▸ **WHAT THE TASK ASKS**
Search the material below for the word "классов" and copy every line in which it occurs.

▸ **DATA ENTRIES**
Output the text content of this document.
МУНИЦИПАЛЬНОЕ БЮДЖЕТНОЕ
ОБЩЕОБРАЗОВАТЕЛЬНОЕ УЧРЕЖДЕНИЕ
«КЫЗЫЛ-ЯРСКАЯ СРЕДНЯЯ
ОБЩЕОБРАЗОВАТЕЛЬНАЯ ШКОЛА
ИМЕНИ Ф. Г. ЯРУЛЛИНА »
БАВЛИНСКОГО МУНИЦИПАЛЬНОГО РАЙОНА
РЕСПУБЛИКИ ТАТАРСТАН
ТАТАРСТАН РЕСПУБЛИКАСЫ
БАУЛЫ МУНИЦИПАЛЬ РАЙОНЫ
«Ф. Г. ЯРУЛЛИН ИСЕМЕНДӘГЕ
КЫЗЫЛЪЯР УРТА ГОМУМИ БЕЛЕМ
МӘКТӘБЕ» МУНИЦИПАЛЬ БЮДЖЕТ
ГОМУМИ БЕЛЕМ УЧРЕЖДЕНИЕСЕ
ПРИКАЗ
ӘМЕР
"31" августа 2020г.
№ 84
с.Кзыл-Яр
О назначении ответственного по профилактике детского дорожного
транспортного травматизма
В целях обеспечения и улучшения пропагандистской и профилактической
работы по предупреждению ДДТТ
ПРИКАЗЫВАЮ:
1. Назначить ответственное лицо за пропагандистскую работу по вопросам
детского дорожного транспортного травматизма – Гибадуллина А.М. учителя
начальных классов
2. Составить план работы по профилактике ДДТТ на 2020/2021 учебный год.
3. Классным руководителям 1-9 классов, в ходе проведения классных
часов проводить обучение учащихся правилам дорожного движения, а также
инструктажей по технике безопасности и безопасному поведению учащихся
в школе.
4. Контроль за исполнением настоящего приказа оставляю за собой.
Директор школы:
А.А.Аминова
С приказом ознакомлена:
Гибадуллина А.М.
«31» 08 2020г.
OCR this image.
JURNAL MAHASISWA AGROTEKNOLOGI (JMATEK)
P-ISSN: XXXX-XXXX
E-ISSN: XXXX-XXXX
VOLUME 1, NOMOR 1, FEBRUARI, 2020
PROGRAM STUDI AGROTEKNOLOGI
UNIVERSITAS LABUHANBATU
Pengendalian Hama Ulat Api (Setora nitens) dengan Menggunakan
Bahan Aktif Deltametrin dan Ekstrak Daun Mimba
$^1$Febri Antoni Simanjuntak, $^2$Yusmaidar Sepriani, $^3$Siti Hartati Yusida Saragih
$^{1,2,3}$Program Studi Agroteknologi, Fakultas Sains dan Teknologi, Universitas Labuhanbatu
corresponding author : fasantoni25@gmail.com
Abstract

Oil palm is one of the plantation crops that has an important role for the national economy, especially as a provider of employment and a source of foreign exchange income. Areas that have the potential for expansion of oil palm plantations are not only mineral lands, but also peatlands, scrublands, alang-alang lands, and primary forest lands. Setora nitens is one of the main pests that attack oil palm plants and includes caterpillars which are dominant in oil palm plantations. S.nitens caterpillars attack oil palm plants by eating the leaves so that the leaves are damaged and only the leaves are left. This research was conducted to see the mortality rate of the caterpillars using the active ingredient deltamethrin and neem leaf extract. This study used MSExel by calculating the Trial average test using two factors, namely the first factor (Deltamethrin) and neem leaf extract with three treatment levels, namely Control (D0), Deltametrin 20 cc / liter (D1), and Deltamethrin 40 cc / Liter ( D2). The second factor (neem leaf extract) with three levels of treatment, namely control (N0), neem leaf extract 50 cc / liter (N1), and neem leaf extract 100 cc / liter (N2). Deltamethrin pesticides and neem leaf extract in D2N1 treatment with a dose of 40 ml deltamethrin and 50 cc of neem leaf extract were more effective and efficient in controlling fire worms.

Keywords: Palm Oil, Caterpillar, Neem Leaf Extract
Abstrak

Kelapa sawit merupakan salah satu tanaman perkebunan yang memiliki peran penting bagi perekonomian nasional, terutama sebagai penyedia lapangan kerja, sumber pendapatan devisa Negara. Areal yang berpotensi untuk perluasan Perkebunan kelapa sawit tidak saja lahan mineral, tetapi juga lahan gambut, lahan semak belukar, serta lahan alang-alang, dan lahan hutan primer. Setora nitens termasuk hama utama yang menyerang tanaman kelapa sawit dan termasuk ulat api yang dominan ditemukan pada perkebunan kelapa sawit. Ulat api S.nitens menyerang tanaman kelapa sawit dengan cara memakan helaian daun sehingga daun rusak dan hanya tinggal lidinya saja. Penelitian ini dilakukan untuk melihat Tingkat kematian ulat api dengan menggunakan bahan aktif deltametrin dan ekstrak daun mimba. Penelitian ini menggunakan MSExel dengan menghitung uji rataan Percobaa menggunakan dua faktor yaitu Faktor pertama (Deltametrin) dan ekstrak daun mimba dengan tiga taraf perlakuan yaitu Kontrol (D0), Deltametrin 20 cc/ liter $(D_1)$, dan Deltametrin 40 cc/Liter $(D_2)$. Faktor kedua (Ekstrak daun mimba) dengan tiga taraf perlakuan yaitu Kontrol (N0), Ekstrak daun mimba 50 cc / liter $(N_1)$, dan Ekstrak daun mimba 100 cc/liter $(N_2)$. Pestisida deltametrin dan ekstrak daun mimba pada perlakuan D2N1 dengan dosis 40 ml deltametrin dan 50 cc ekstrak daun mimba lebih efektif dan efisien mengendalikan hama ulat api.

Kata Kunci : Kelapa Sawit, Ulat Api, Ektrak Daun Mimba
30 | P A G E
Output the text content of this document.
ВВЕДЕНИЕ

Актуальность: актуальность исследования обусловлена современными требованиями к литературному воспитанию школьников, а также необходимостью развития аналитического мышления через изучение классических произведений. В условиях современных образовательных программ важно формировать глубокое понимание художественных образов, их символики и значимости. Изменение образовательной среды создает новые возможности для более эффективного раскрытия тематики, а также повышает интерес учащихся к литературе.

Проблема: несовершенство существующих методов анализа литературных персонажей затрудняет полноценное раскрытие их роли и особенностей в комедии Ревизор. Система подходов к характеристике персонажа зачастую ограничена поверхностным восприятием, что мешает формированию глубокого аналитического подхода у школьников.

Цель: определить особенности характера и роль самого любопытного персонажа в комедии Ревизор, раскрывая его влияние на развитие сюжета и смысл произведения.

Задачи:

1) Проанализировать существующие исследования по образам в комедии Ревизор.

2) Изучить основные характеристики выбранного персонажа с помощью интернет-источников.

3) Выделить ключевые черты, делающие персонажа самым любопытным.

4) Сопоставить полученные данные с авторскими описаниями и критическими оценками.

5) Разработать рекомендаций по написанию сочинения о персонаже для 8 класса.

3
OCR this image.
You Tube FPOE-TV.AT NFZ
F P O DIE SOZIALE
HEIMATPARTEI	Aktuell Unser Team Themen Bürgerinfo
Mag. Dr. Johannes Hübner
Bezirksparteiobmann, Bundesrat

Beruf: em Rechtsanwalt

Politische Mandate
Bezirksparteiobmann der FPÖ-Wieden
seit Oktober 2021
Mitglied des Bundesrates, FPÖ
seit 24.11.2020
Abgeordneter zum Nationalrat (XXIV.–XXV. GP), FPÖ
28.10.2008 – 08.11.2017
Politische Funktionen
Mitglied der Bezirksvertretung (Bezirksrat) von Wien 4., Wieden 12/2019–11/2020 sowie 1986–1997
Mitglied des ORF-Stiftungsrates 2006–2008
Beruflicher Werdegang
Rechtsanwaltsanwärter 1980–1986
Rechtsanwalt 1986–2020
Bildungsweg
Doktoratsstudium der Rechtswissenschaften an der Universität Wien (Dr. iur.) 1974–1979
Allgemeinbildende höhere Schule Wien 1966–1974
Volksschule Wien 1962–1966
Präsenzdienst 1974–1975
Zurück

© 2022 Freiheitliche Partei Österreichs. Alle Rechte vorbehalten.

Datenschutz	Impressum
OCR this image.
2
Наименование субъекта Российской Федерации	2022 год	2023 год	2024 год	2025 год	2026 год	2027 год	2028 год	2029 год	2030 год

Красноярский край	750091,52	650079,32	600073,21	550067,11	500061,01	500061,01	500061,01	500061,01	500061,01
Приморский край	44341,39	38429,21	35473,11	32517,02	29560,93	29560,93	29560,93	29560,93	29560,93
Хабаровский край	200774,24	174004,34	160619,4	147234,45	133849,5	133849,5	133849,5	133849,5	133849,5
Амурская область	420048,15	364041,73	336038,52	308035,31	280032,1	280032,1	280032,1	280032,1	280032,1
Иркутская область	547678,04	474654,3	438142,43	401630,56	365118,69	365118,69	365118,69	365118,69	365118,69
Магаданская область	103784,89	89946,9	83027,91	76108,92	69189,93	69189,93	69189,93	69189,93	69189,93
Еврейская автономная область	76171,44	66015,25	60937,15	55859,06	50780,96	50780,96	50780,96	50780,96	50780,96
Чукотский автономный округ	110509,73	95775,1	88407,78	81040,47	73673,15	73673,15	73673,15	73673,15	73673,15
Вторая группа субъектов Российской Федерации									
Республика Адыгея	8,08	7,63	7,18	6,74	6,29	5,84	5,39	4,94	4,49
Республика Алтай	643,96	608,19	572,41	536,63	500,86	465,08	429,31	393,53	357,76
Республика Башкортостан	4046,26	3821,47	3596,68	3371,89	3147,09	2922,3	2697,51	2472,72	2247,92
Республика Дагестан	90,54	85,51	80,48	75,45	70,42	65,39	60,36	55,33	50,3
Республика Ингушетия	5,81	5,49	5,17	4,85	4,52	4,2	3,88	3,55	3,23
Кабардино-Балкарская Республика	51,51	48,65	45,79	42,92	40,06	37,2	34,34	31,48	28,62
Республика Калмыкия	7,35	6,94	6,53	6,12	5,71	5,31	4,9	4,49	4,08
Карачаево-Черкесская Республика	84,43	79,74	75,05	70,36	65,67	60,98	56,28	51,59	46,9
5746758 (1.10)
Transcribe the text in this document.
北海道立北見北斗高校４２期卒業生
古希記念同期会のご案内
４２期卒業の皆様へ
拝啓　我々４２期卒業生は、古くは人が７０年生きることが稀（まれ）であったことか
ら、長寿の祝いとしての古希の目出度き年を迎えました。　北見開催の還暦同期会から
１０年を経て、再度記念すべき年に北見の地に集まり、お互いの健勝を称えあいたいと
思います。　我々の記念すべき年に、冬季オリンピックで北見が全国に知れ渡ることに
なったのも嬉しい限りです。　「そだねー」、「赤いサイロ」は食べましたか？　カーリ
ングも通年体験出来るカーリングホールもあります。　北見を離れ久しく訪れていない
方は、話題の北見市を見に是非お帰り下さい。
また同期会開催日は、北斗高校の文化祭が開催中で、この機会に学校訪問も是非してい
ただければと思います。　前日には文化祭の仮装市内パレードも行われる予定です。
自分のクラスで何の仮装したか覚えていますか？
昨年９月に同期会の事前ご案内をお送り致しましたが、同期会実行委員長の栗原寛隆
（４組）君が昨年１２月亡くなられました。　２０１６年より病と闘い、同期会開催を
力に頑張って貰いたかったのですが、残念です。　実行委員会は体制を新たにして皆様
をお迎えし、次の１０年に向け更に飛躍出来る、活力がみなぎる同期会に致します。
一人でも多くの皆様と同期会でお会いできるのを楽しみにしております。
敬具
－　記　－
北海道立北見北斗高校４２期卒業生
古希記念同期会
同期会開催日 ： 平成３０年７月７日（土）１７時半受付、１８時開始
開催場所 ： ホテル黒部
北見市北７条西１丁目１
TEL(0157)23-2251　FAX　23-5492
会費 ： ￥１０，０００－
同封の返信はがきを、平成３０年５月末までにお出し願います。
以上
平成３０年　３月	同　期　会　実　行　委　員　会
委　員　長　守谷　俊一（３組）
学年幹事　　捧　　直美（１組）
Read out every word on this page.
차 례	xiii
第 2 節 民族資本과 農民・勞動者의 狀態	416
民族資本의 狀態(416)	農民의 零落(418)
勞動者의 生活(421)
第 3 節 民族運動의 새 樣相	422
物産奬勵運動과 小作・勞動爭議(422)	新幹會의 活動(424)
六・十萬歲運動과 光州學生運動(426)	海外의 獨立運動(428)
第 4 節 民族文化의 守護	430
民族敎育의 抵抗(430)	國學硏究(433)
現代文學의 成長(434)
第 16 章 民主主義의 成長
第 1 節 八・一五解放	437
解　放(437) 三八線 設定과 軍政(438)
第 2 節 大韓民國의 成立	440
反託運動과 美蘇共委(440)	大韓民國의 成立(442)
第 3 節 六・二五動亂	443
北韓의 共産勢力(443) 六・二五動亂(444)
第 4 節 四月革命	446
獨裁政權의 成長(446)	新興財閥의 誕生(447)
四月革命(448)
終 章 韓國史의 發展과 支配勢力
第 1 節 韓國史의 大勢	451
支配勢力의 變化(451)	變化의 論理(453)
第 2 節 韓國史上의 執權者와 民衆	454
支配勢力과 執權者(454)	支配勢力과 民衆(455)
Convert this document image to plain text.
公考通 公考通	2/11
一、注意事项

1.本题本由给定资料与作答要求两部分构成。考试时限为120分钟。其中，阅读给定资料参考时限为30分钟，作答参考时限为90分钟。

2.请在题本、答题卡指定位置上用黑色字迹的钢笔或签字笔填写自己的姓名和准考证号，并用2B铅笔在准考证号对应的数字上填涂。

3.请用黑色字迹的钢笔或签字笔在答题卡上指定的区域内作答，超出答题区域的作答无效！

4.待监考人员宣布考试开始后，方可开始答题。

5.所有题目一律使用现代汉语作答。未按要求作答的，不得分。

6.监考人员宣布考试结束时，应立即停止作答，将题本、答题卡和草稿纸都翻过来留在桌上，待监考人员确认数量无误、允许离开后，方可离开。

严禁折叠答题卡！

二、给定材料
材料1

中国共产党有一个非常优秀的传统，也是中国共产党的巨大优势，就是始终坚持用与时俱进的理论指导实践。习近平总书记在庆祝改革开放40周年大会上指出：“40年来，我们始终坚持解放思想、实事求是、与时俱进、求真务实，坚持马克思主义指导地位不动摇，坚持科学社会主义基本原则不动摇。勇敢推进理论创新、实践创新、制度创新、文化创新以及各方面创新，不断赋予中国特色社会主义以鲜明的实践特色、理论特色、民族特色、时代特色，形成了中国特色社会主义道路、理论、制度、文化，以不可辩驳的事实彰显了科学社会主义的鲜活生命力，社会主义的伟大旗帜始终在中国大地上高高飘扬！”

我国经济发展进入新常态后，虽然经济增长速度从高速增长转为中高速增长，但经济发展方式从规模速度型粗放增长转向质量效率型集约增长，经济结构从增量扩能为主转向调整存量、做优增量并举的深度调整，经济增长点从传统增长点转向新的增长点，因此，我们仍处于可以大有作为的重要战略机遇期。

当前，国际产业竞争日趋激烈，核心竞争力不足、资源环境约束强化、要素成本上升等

▸ **FINAL RESULT**
начальных классов
3. Классным руководителям 1-9 классов, в ходе проведения классных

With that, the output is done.